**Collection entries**

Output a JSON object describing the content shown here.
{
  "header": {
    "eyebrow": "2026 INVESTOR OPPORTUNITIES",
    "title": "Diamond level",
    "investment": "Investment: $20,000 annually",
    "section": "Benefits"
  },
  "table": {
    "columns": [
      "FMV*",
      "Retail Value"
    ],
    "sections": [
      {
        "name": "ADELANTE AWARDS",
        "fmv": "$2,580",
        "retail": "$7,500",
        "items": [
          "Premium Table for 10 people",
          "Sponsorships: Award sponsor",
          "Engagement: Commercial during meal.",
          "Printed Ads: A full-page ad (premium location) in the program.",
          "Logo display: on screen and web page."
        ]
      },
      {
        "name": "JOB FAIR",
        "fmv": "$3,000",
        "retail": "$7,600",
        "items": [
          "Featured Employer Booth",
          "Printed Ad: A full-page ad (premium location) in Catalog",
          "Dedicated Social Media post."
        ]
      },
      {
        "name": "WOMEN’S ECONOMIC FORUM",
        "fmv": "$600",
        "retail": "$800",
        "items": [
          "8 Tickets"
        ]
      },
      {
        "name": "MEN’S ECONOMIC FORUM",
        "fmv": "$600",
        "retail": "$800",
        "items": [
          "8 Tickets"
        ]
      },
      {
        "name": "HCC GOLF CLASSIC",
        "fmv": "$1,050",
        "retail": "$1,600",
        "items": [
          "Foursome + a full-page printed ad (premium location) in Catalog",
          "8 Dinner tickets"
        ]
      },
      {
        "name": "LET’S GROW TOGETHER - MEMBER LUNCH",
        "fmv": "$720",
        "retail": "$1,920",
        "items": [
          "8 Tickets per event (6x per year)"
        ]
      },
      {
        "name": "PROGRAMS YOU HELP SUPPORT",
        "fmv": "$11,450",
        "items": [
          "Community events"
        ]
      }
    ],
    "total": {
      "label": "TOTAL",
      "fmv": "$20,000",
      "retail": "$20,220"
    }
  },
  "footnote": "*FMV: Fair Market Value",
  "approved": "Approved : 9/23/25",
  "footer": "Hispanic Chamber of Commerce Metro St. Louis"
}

**TASK INSTRUCTIONS**
Each record must be repeated exactly as it is.

**SOLUTION**
Output a JSON object describing the content shown here.
{
  "header": {
    "eyebrow": "2026 INVESTOR OPPORTUNITIES",
    "title": "Diamond level",
    "investment": "Investment: $20,000 annually",
    "section": "Benefits"
  },
  "table": {
    "columns": [
      "FMV*",
      "Retail Value"
    ],
    "sections": [
      {
        "name": "ADELANTE AWARDS",
        "fmv": "$2,580",
        "retail": "$7,500",
        "items": [
          "Premium Table for 10 people",
          "Sponsorships: Award sponsor",
          "Engagement: Commercial during meal.",
          "Printed Ads: A full-page ad (premium location) in the program.",
          "Logo display: on screen and web page."
        ]
      },
      {
        "name": "JOB FAIR",
        "fmv": "$3,000",
        "retail": "$7,600",
        "items": [
          "Featured Employer Booth",
          "Printed Ad: A full-page ad (premium location) in Catalog",
          "Dedicated Social Media post."
        ]
      },
      {
        "name": "WOMEN’S ECONOMIC FORUM",
        "fmv": "$600",
        "retail": "$800",
        "items": [
          "8 Tickets"
        ]
      },
      {
        "name": "MEN’S ECONOMIC FORUM",
        "fmv": "$600",
        "retail": "$800",
        "items": [
          "8 Tickets"
        ]
      },
      {
        "name": "HCC GOLF CLASSIC",
        "fmv": "$1,050",
        "retail": "$1,600",
        "items": [
          "Foursome + a full-page printed ad (premium location) in Catalog",
          "8 Dinner tickets"
        ]
      },
      {
        "name": "LET’S GROW TOGETHER - MEMBER LUNCH",
        "fmv": "$720",
        "retail": "$1,920",
        "items": [
          "8 Tickets per event (6x per year)"
        ]
      },
      {
        "name": "PROGRAMS YOU HELP SUPPORT",
        "fmv": "$11,450",
        "items": [
          "Community events"
        ]
      }
    ],
    "total": {
      "label": "TOTAL",
      "fmv": "$20,000",
      "retail": "$20,220"
    }
  },
  "footnote": "*FMV: Fair Market Value",
  "approved": "Approved : 9/23/25",
  "footer": "Hispanic Chamber of Commerce Metro St. Louis"
}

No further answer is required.